Source records
__________________________________________________

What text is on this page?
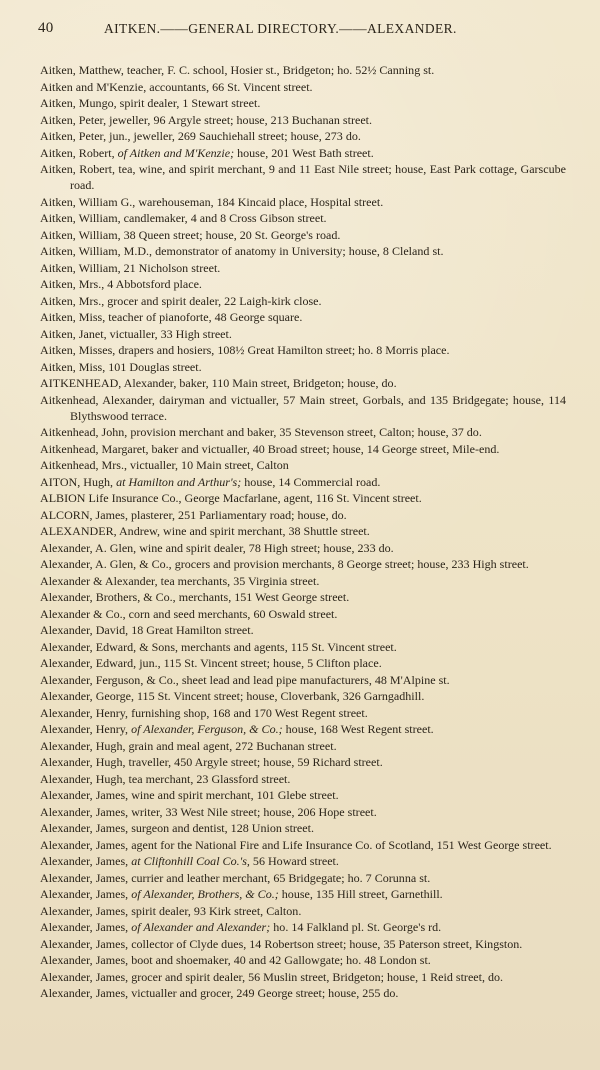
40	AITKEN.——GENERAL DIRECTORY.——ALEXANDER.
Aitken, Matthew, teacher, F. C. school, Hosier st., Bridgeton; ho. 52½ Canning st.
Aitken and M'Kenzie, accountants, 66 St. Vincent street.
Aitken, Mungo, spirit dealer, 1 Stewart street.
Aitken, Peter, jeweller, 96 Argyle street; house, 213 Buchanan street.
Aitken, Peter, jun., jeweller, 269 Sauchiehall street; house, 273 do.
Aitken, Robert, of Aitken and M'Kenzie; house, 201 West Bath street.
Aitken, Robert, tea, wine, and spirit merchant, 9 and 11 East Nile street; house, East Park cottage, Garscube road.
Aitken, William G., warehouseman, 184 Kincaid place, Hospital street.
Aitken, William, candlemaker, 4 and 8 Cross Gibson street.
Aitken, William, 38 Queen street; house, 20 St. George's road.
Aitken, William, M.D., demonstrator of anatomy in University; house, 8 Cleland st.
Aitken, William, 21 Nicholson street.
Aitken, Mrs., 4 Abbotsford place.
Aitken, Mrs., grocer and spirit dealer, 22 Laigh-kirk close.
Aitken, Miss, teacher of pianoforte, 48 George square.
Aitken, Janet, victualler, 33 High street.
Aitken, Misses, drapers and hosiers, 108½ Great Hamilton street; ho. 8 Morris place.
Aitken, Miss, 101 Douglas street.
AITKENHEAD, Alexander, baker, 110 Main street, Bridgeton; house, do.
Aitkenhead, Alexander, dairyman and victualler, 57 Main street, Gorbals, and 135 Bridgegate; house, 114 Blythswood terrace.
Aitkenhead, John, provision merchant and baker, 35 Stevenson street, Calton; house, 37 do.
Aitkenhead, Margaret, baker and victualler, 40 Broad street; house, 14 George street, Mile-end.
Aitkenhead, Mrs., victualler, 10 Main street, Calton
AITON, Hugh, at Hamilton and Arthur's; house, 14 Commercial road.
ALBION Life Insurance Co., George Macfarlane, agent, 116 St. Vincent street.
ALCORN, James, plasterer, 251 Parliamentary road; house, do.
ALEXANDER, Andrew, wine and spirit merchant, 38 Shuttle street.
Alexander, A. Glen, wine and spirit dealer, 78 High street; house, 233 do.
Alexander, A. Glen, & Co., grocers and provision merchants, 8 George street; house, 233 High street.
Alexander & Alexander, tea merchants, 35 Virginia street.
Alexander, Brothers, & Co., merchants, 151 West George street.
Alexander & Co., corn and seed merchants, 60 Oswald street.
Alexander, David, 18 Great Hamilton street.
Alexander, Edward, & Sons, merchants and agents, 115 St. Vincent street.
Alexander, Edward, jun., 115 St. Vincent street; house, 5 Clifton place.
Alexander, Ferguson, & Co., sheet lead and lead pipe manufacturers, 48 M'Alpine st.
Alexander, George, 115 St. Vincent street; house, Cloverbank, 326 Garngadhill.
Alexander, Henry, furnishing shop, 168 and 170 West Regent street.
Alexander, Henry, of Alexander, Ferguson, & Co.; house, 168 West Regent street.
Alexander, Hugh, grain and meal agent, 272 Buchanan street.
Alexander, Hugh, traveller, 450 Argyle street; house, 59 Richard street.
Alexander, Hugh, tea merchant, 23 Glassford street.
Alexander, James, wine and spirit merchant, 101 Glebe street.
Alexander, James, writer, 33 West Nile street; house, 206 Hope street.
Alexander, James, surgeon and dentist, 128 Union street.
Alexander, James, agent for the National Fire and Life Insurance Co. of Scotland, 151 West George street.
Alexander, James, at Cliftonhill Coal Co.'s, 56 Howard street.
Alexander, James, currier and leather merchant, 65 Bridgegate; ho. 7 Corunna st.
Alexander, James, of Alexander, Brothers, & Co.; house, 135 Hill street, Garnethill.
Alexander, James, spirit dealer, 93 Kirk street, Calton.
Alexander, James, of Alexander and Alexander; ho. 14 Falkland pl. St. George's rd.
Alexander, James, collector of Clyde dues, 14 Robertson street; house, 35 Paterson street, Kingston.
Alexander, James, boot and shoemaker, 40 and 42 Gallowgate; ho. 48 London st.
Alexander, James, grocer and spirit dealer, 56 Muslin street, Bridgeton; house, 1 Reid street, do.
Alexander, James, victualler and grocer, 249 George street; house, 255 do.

__________________________________________________

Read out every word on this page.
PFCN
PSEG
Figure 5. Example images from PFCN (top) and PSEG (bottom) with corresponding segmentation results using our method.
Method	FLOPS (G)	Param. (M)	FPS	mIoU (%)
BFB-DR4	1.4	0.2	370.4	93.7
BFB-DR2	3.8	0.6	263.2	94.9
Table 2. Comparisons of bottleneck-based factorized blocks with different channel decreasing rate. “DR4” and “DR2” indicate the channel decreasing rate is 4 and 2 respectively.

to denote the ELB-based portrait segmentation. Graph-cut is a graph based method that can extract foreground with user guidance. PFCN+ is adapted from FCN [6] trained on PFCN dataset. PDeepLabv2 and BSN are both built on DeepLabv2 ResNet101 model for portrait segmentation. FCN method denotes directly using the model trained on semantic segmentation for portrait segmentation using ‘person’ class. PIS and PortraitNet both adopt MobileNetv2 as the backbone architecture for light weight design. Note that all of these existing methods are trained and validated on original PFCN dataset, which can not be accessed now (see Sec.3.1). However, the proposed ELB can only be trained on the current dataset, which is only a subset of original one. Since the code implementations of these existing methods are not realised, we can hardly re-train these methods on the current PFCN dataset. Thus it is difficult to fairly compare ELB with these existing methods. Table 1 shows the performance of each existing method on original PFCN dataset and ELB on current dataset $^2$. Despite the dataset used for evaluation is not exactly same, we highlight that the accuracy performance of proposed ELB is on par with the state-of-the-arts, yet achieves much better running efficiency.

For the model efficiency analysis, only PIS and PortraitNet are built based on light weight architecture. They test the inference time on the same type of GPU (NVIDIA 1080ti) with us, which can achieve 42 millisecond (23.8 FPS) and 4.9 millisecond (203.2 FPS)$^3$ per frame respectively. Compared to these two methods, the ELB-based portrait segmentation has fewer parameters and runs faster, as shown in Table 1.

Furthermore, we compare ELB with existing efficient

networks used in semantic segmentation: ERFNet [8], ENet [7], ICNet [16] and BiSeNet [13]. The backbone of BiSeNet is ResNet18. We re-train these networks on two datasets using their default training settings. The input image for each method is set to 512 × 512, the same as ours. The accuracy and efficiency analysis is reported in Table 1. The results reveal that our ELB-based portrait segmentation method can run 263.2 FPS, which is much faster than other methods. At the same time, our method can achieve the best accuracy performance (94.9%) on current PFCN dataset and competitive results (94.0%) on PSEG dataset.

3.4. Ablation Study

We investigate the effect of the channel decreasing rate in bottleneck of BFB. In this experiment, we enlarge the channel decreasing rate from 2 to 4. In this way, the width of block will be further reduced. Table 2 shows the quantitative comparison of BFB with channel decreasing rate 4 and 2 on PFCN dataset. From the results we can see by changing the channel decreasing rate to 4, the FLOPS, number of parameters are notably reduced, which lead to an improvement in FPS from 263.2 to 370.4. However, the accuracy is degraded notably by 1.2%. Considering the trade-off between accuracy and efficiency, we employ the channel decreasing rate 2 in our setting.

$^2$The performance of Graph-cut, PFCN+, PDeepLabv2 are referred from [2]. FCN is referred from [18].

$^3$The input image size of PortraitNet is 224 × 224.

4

__________________________________________________

Exercise task -
Each line in the entries above that includes the string "this" should be extracted.

Final result -
What text is on this page?
Read out every word on this page.
We investigate the effect of the channel decreasing rate in bottleneck of BFB. In this experiment, we enlarge the channel decreasing rate from 2 to 4. In this way, the width of block will be further reduced. Table 2 shows the quantitative comparison of BFB with channel decreasing rate 4 and 2 on PFCN dataset. From the results we can see by changing the channel decreasing rate to 4, the FLOPS, number of parameters are notably reduced, which lead to an improvement in FPS from 263.2 to 370.4. However, the accuracy is degraded notably by 1.2%. Considering the trade-off between accuracy and efficiency, we employ the channel decreasing rate 2 in our setting.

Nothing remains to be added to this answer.